**Material for the task**
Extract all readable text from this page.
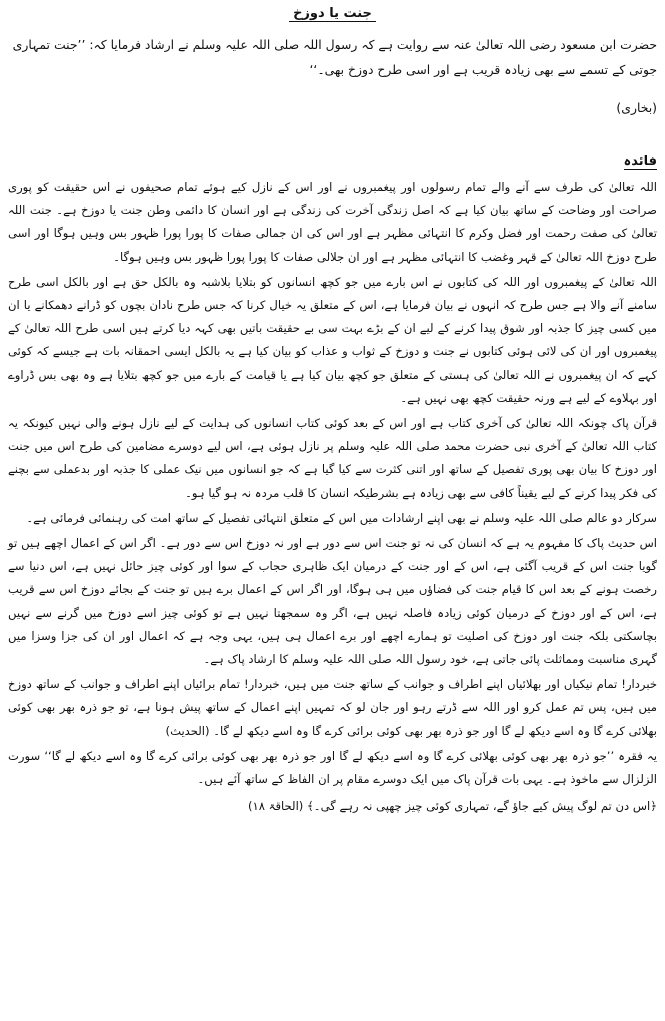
جنت یا دوزخ
حضرت ابن مسعود رضی اللہ تعالیٰ عنہ سے روایت ہے کہ رسول اللہ صلی اللہ علیہ وسلم نے ارشاد فرمایا کہ: ’’جنت تمہاری جوتی کے تسمے سے بھی زیادہ قریب ہے اور اسی طرح دوزخ بھی۔‘‘
(بخاری)
فائدہ

اللہ تعالیٰ کی طرف سے آنے والے تمام رسولوں اور پیغمبروں نے اور اس کے نازل کیے ہوئے تمام صحیفوں نے اس حقیقت کو پوری صراحت اور وضاحت کے ساتھ بیان کیا ہے کہ اصل زندگی آخرت کی زندگی ہے اور انسان کا دائمی وطن جنت یا دوزخ ہے۔ جنت اللہ تعالیٰ کی صفت رحمت اور فضل وکرم کا انتہائی مظہر ہے اور اس کی ان جمالی صفات کا پورا پورا ظہور بس وہیں ہوگا اور اسی طرح دوزخ اللہ تعالیٰ کے قہر وغضب کا انتہائی مظہر ہے اور ان جلالی صفات کا پورا پورا ظہور بس وہیں ہوگا۔

اللہ تعالیٰ کے پیغمبروں اور اللہ کی کتابوں نے اس بارے میں جو کچھ انسانوں کو بتلایا بلاشبہ وہ بالکل حق ہے اور بالکل اسی طرح سامنے آنے والا ہے جس طرح کہ انہوں نے بیان فرمایا ہے، اس کے متعلق یہ خیال کرنا کہ جس طرح نادان بچوں کو ڈرانے دھمکانے یا ان میں کسی چیز کا جذبہ اور شوق پیدا کرنے کے لیے ان کے بڑے بہت سی بے حقیقت باتیں بھی کہہ دیا کرتے ہیں اسی طرح اللہ تعالیٰ کے پیغمبروں اور ان کی لائی ہوئی کتابوں نے جنت و دوزخ کے ثواب و عذاب کو بیان کیا ہے یہ بالکل ایسی احمقانہ بات ہے جیسے کہ کوئی کہے کہ ان پیغمبروں نے اللہ تعالیٰ کی ہستی کے متعلق جو کچھ بیان کیا ہے یا قیامت کے بارے میں جو کچھ بتلایا ہے وہ بھی بس ڈراوے اور بہلاوے کے لیے ہے ورنہ حقیقت کچھ بھی نہیں ہے۔

قرآن پاک چونکہ اللہ تعالیٰ کی آخری کتاب ہے اور اس کے بعد کوئی کتاب انسانوں کی ہدایت کے لیے نازل ہونے والی نہیں کیونکہ یہ کتاب اللہ تعالیٰ کے آخری نبی حضرت محمد صلی اللہ علیہ وسلم پر نازل ہوئی ہے، اس لیے دوسرے مضامین کی طرح اس میں جنت اور دوزخ کا بیان بھی پوری تفصیل کے ساتھ اور اتنی کثرت سے کیا گیا ہے کہ جو انسانوں میں نیک عملی کا جذبہ اور بدعملی سے بچنے کی فکر پیدا کرنے کے لیے یقیناً کافی سے بھی زیادہ ہے بشرطیکہ انسان کا قلب مردہ نہ ہو گیا ہو۔

سرکار دو عالم صلی اللہ علیہ وسلم نے بھی اپنے ارشادات میں اس کے متعلق انتہائی تفصیل کے ساتھ امت کی رہنمائی فرمائی ہے۔

اس حدیث پاک کا مفہوم یہ ہے کہ انسان کی نہ تو جنت اس سے دور ہے اور نہ دوزخ اس سے دور ہے۔ اگر اس کے اعمال اچھے ہیں تو گویا جنت اس کے قریب آگئی ہے، اس کے اور جنت کے درمیان ایک ظاہری حجاب کے سوا اور کوئی چیز حائل نہیں ہے، اس دنیا سے رخصت ہونے کے بعد اس کا قیام جنت کی فضاؤں میں ہی ہوگا، اور اگر اس کے اعمال برے ہیں تو جنت کے بجائے دوزخ اس سے قریب ہے، اس کے اور دوزخ کے درمیان کوئی زیادہ فاصلہ نہیں ہے، اگر وہ سمجھتا نہیں ہے تو کوئی چیز اسے دوزخ میں گرنے سے نہیں بچاسکتی بلکہ جنت اور دوزخ کی اصلیت تو ہمارے اچھے اور برے اعمال ہی ہیں، یہی وجہ ہے کہ اعمال اور ان کی جزا وسزا میں گہری مناسبت ومماثلت پائی جاتی ہے، خود رسول اللہ صلی اللہ علیہ وسلم کا ارشاد پاک ہے۔

خبردار! تمام نیکیاں اور بھلائیاں اپنے اطراف و جوانب کے ساتھ جنت میں ہیں، خبردار! تمام برائیاں اپنے اطراف و جوانب کے ساتھ دوزخ میں ہیں، پس تم عمل کرو اور اللہ سے ڈرتے رہو اور جان لو کہ تمہیں اپنے اعمال کے ساتھ پیش ہونا ہے، تو جو ذرہ بھر بھی کوئی بھلائی کرے گا وہ اسے دیکھ لے گا اور جو ذرہ بھر بھی کوئی برائی کرے گا وہ اسے دیکھ لے گا۔ (الحدیث)

یہ فقرہ ’’جو ذرہ بھر بھی کوئی بھلائی کرے گا وہ اسے دیکھ لے گا اور جو ذرہ بھر بھی کوئی برائی کرے گا وہ اسے دیکھ لے گا‘‘ سورت الزلزال سے ماخوذ ہے۔ یہی بات قرآن پاک میں ایک دوسرے مقام پر ان الفاظ کے ساتھ آئے ہیں۔

﴿اس دن تم لوگ پیش کیے جاؤ گے، تمہاری کوئی چیز چھپی نہ رہے گی۔﴾ (الحاقۃ ۱۸)
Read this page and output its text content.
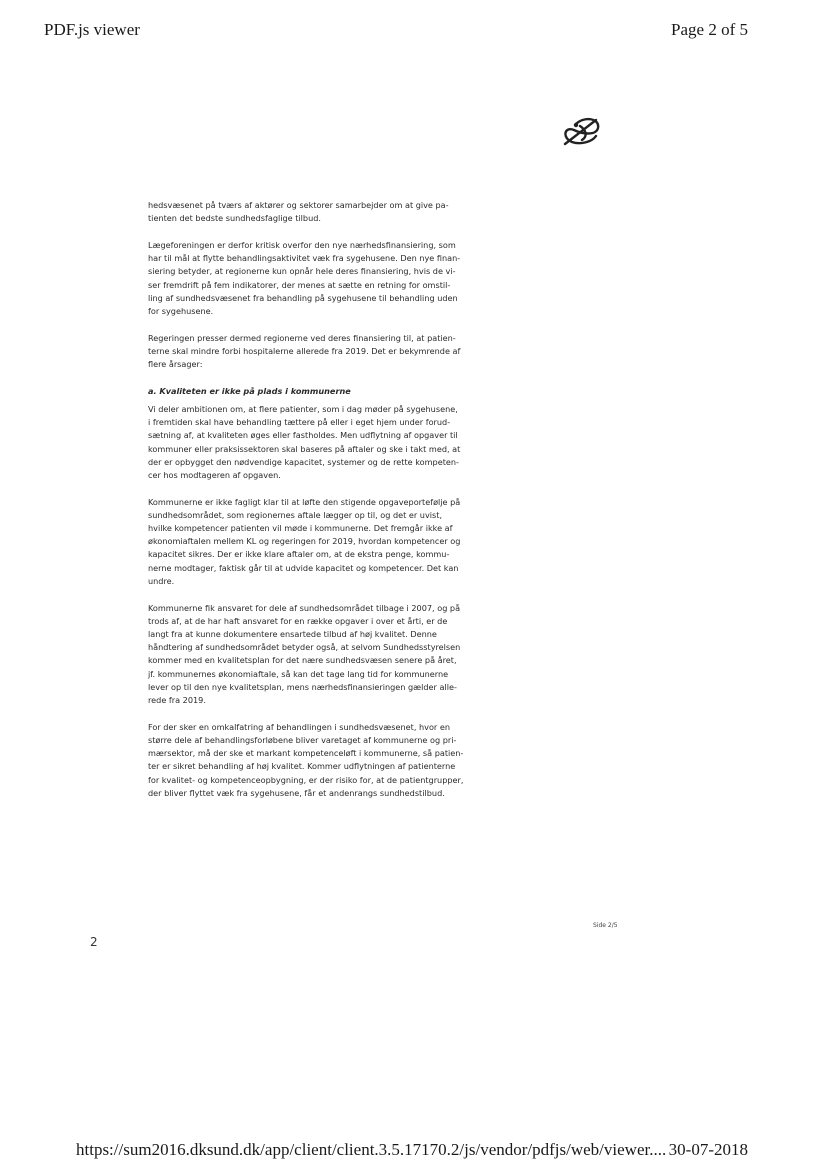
PDF.js viewer	Page 2 of 5
hedsvæsenet på tværs af aktører og sektorer samarbejder om at give pa-
tienten det bedste sundhedsfaglige tilbud.
Lægeforeningen er derfor kritisk overfor den nye nærhedsfinansiering, som
har til mål at flytte behandlingsaktivitet væk fra sygehusene. Den nye finan-
siering betyder, at regionerne kun opnår hele deres finansiering, hvis de vi-
ser fremdrift på fem indikatorer, der menes at sætte en retning for omstil-
ling af sundhedsvæsenet fra behandling på sygehusene til behandling uden
for sygehusene.
Regeringen presser dermed regionerne ved deres finansiering til, at patien-
terne skal mindre forbi hospitalerne allerede fra 2019. Det er bekymrende af
flere årsager:
a. Kvaliteten er ikke på plads i kommunerne
Vi deler ambitionen om, at flere patienter, som i dag møder på sygehusene,
i fremtiden skal have behandling tættere på eller i eget hjem under forud-
sætning af, at kvaliteten øges eller fastholdes. Men udflytning af opgaver til
kommuner eller praksissektoren skal baseres på aftaler og ske i takt med, at
der er opbygget den nødvendige kapacitet, systemer og de rette kompeten-
cer hos modtageren af opgaven.
Kommunerne er ikke fagligt klar til at løfte den stigende opgaveportefølje på
sundhedsområdet, som regionernes aftale lægger op til, og det er uvist,
hvilke kompetencer patienten vil møde i kommunerne. Det fremgår ikke af
økonomiaftalen mellem KL og regeringen for 2019, hvordan kompetencer og
kapacitet sikres. Der er ikke klare aftaler om, at de ekstra penge, kommu-
nerne modtager, faktisk går til at udvide kapacitet og kompetencer. Det kan
undre.
Kommunerne fik ansvaret for dele af sundhedsområdet tilbage i 2007, og på
trods af, at de har haft ansvaret for en række opgaver i over et årti, er de
langt fra at kunne dokumentere ensartede tilbud af høj kvalitet. Denne
håndtering af sundhedsområdet betyder også, at selvom Sundhedsstyrelsen
kommer med en kvalitetsplan for det nære sundhedsvæsen senere på året,
jf. kommunernes økonomiaftale, så kan det tage lang tid for kommunerne
lever op til den nye kvalitetsplan, mens nærhedsfinansieringen gælder alle-
rede fra 2019.
For der sker en omkalfatring af behandlingen i sundhedsvæsenet, hvor en
større dele af behandlingsforløbene bliver varetaget af kommunerne og pri-
mærsektor, må der ske et markant kompetenceløft i kommunerne, så patien-
ter er sikret behandling af høj kvalitet. Kommer udflytningen af patienterne
for kvalitet- og kompetenceopbygning, er der risiko for, at de patientgrupper,
der bliver flyttet væk fra sygehusene, får et andenrangs sundhedstilbud.
Side 2/5
2
https://sum2016.dksund.dk/app/client/client.3.5.17170.2/js/vendor/pdfjs/web/viewer.... 30-07-2018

**Aim of the task**
Make a copy of each line that contains the string "دوسرے".

**Exercise output**
قرآن پاک چونکہ اللہ تعالیٰ کی آخری کتاب ہے اور اس کے بعد کوئی کتاب انسانوں کی ہدایت کے لیے نازل ہونے والی نہیں کیونکہ یہ کتاب اللہ تعالیٰ کے آخری نبی حضرت محمد صلی اللہ علیہ وسلم پر نازل ہوئی ہے، اس لیے دوسرے مضامین کی طرح اس میں جنت اور دوزخ کا بیان بھی پوری تفصیل کے ساتھ اور اتنی کثرت سے کیا گیا ہے کہ جو انسانوں میں نیک عملی کا جذبہ اور بدعملی سے بچنے کی فکر پیدا کرنے کے لیے یقیناً کافی سے بھی زیادہ ہے بشرطیکہ انسان کا قلب مردہ نہ ہو گیا ہو۔
یہ فقرہ ’’جو ذرہ بھر بھی کوئی بھلائی کرے گا وہ اسے دیکھ لے گا اور جو ذرہ بھر بھی کوئی برائی کرے گا وہ اسے دیکھ لے گا‘‘ سورت الزلزال سے ماخوذ ہے۔ یہی بات قرآن پاک میں ایک دوسرے مقام پر ان الفاظ کے ساتھ آئے ہیں۔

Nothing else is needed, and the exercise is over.